Output every line below exactly.

----------------

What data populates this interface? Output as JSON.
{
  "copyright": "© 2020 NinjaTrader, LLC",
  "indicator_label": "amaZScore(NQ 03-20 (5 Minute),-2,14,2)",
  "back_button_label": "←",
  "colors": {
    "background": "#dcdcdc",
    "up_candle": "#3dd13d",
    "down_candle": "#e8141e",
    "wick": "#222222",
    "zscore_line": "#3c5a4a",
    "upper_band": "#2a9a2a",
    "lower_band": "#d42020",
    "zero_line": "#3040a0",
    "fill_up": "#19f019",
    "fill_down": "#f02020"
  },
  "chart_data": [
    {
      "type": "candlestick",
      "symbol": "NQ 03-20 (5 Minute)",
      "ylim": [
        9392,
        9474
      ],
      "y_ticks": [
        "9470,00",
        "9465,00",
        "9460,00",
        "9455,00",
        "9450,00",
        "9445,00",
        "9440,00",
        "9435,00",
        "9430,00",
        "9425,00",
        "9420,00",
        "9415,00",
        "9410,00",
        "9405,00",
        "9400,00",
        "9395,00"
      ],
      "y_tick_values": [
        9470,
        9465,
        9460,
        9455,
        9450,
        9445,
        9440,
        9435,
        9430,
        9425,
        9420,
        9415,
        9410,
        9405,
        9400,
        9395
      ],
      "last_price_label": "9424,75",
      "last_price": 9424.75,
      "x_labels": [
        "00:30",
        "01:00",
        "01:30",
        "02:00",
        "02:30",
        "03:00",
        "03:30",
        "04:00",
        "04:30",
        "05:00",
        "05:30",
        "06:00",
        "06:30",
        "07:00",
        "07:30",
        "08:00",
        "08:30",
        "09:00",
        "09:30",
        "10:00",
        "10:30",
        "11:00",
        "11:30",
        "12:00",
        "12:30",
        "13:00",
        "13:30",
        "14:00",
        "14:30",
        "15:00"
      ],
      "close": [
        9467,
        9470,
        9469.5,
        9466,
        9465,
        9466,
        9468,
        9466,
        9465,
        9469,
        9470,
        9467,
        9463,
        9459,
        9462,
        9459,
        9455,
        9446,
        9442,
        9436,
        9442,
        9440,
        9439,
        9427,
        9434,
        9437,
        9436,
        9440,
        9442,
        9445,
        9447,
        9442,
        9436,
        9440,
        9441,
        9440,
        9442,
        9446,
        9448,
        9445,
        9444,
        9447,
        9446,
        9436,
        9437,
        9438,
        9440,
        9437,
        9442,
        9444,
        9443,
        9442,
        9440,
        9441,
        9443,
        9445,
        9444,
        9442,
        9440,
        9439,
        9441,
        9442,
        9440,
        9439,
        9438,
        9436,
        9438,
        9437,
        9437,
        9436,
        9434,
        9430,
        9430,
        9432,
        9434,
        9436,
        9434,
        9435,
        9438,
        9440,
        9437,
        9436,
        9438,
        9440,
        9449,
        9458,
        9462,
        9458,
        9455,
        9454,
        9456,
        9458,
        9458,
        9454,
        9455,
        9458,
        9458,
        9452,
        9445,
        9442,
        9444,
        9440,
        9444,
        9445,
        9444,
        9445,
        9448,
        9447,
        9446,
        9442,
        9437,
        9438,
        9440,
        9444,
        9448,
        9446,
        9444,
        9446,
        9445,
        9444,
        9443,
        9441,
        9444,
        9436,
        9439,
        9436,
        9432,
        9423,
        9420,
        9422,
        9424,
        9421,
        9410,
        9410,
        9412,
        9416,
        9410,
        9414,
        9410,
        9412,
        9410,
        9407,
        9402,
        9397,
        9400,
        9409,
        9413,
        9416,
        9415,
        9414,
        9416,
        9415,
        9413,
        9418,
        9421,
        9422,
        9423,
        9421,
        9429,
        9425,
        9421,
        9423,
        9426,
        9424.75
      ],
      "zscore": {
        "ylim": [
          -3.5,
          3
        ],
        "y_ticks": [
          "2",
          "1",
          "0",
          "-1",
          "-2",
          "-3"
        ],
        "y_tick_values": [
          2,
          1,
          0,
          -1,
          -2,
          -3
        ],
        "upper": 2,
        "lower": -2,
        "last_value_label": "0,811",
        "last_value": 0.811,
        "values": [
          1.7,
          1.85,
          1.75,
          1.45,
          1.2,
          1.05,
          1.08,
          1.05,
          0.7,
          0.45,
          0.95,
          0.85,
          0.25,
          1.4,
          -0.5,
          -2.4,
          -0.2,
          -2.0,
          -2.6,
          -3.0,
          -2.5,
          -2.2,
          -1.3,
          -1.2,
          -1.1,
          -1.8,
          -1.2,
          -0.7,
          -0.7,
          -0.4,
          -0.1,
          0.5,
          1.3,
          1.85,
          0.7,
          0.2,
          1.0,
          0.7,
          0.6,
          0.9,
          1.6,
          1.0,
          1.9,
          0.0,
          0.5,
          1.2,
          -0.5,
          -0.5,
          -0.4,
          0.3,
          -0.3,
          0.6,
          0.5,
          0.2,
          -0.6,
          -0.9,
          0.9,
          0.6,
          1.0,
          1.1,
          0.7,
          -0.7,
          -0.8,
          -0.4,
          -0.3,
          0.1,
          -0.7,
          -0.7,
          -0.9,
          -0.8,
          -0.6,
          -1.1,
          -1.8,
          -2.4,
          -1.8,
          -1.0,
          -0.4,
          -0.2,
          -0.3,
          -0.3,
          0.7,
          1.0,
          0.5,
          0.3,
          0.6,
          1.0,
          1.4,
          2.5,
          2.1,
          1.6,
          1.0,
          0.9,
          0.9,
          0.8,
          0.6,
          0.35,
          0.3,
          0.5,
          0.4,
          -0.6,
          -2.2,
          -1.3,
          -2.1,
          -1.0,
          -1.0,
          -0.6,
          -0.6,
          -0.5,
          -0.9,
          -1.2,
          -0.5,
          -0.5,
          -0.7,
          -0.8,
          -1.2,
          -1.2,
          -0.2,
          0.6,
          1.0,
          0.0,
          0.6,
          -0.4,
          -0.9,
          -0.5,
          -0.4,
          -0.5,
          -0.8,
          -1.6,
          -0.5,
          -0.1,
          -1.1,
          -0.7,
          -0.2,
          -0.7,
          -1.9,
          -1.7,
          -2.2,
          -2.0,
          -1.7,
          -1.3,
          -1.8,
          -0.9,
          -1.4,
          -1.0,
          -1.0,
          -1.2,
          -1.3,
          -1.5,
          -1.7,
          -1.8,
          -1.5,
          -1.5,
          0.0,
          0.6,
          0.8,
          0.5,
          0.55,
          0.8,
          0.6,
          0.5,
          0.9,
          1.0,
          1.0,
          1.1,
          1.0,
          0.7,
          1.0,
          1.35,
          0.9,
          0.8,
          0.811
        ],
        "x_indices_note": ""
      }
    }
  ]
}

----------------

**Final result:**
What data populates this interface? Output as JSON.
{
  "copyright": "© 2020 NinjaTrader, LLC",
  "indicator_label": "amaZScore(NQ 03-20 (5 Minute),-2,14,2)",
  "back_button_label": "←",
  "colors": {
    "background": "#dcdcdc",
    "up_candle": "#3dd13d",
    "down_candle": "#e8141e",
    "wick": "#222222",
    "zscore_line": "#3c5a4a",
    "upper_band": "#2a9a2a",
    "lower_band": "#d42020",
    "zero_line": "#3040a0",
    "fill_up": "#19f019",
    "fill_down": "#f02020"
  },
  "chart_data": [
    {
      "type": "candlestick",
      "symbol": "NQ 03-20 (5 Minute)",
      "ylim": [
        9392,
        9474
      ],
      "y_ticks": [
        "9470,00",
        "9465,00",
        "9460,00",
        "9455,00",
        "9450,00",
        "9445,00",
        "9440,00",
        "9435,00",
        "9430,00",
        "9425,00",
        "9420,00",
        "9415,00",
        "9410,00",
        "9405,00",
        "9400,00",
        "9395,00"
      ],
      "y_tick_values": [
        9470,
        9465,
        9460,
        9455,
        9450,
        9445,
        9440,
        9435,
        9430,
        9425,
        9420,
        9415,
        9410,
        9405,
        9400,
        9395
      ],
      "last_price_label": "9424,75",
      "last_price": 9424.75,
      "x_labels": [
        "00:30",
        "01:00",
        "01:30",
        "02:00",
        "02:30",
        "03:00",
        "03:30",
        "04:00",
        "04:30",
        "05:00",
        "05:30",
        "06:00",
        "06:30",
        "07:00",
        "07:30",
        "08:00",
        "08:30",
        "09:00",
        "09:30",
        "10:00",
        "10:30",
        "11:00",
        "11:30",
        "12:00",
        "12:30",
        "13:00",
        "13:30",
        "14:00",
        "14:30",
        "15:00"
      ],
      "close": [
        9467,
        9470,
        9469.5,
        9466,
        9465,
        9466,
        9468,
        9466,
        9465,
        9469,
        9470,
        9467,
        9463,
        9459,
        9462,
        9459,
        9455,
        9446,
        9442,
        9436,
        9442,
        9440,
        9439,
        9427,
        9434,
        9437,
        9436,
        9440,
        9442,
        9445,
        9447,
        9442,
        9436,
        9440,
        9441,
        9440,
        9442,
        9446,
        9448,
        9445,
        9444,
        9447,
        9446,
        9436,
        9437,
        9438,
        9440,
        9437,
        9442,
        9444,
        9443,
        9442,
        9440,
        9441,
        9443,
        9445,
        9444,
        9442,
        9440,
        9439,
        9441,
        9442,
        9440,
        9439,
        9438,
        9436,
        9438,
        9437,
        9437,
        9436,
        9434,
        9430,
        9430,
        9432,
        9434,
        9436,
        9434,
        9435,
        9438,
        9440,
        9437,
        9436,
        9438,
        9440,
        9449,
        9458,
        9462,
        9458,
        9455,
        9454,
        9456,
        9458,
        9458,
        9454,
        9455,
        9458,
        9458,
        9452,
        9445,
        9442,
        9444,
        9440,
        9444,
        9445,
        9444,
        9445,
        9448,
        9447,
        9446,
        9442,
        9437,
        9438,
        9440,
        9444,
        9448,
        9446,
        9444,
        9446,
        9445,
        9444,
        9443,
        9441,
        9444,
        9436,
        9439,
        9436,
        9432,
        9423,
        9420,
        9422,
        9424,
        9421,
        9410,
        9410,
        9412,
        9416,
        9410,
        9414,
        9410,
        9412,
        9410,
        9407,
        9402,
        9397,
        9400,
        9409,
        9413,
        9416,
        9415,
        9414,
        9416,
        9415,
        9413,
        9418,
        9421,
        9422,
        9423,
        9421,
        9429,
        9425,
        9421,
        9423,
        9426,
        9424.75
      ],
      "zscore": {
        "ylim": [
          -3.5,
          3
        ],
        "y_ticks": [
          "2",
          "1",
          "0",
          "-1",
          "-2",
          "-3"
        ],
        "y_tick_values": [
          2,
          1,
          0,
          -1,
          -2,
          -3
        ],
        "upper": 2,
        "lower": -2,
        "last_value_label": "0,811",
        "last_value": 0.811,
        "values": [
          1.7,
          1.85,
          1.75,
          1.45,
          1.2,
          1.05,
          1.08,
          1.05,
          0.7,
          0.45,
          0.95,
          0.85,
          0.25,
          1.4,
          -0.5,
          -2.4,
          -0.2,
          -2.0,
          -2.6,
          -3.0,
          -2.5,
          -2.2,
          -1.3,
          -1.2,
          -1.1,
          -1.8,
          -1.2,
          -0.7,
          -0.7,
          -0.4,
          -0.1,
          0.5,
          1.3,
          1.85,
          0.7,
          0.2,
          1.0,
          0.7,
          0.6,
          0.9,
          1.6,
          1.0,
          1.9,
          0.0,
          0.5,
          1.2,
          -0.5,
          -0.5,
          -0.4,
          0.3,
          -0.3,
          0.6,
          0.5,
          0.2,
          -0.6,
          -0.9,
          0.9,
          0.6,
          1.0,
          1.1,
          0.7,
          -0.7,
          -0.8,
          -0.4,
          -0.3,
          0.1,
          -0.7,
          -0.7,
          -0.9,
          -0.8,
          -0.6,
          -1.1,
          -1.8,
          -2.4,
          -1.8,
          -1.0,
          -0.4,
          -0.2,
          -0.3,
          -0.3,
          0.7,
          1.0,
          0.5,
          0.3,
          0.6,
          1.0,
          1.4,
          2.5,
          2.1,
          1.6,
          1.0,
          0.9,
          0.9,
          0.8,
          0.6,
          0.35,
          0.3,
          0.5,
          0.4,
          -0.6,
          -2.2,
          -1.3,
          -2.1,
          -1.0,
          -1.0,
          -0.6,
          -0.6,
          -0.5,
          -0.9,
          -1.2,
          -0.5,
          -0.5,
          -0.7,
          -0.8,
          -1.2,
          -1.2,
          -0.2,
          0.6,
          1.0,
          0.0,
          0.6,
          -0.4,
          -0.9,
          -0.5,
          -0.4,
          -0.5,
          -0.8,
          -1.6,
          -0.5,
          -0.1,
          -1.1,
          -0.7,
          -0.2,
          -0.7,
          -1.9,
          -1.7,
          -2.2,
          -2.0,
          -1.7,
          -1.3,
          -1.8,
          -0.9,
          -1.4,
          -1.0,
          -1.0,
          -1.2,
          -1.3,
          -1.5,
          -1.7,
          -1.8,
          -1.5,
          -1.5,
          0.0,
          0.6,
          0.8,
          0.5,
          0.55,
          0.8,
          0.6,
          0.5,
          0.9,
          1.0,
          1.0,
          1.1,
          1.0,
          0.7,
          1.0,
          1.35,
          0.9,
          0.8,
          0.811
        ],
        "x_indices_note": ""
      }
    }
  ]
}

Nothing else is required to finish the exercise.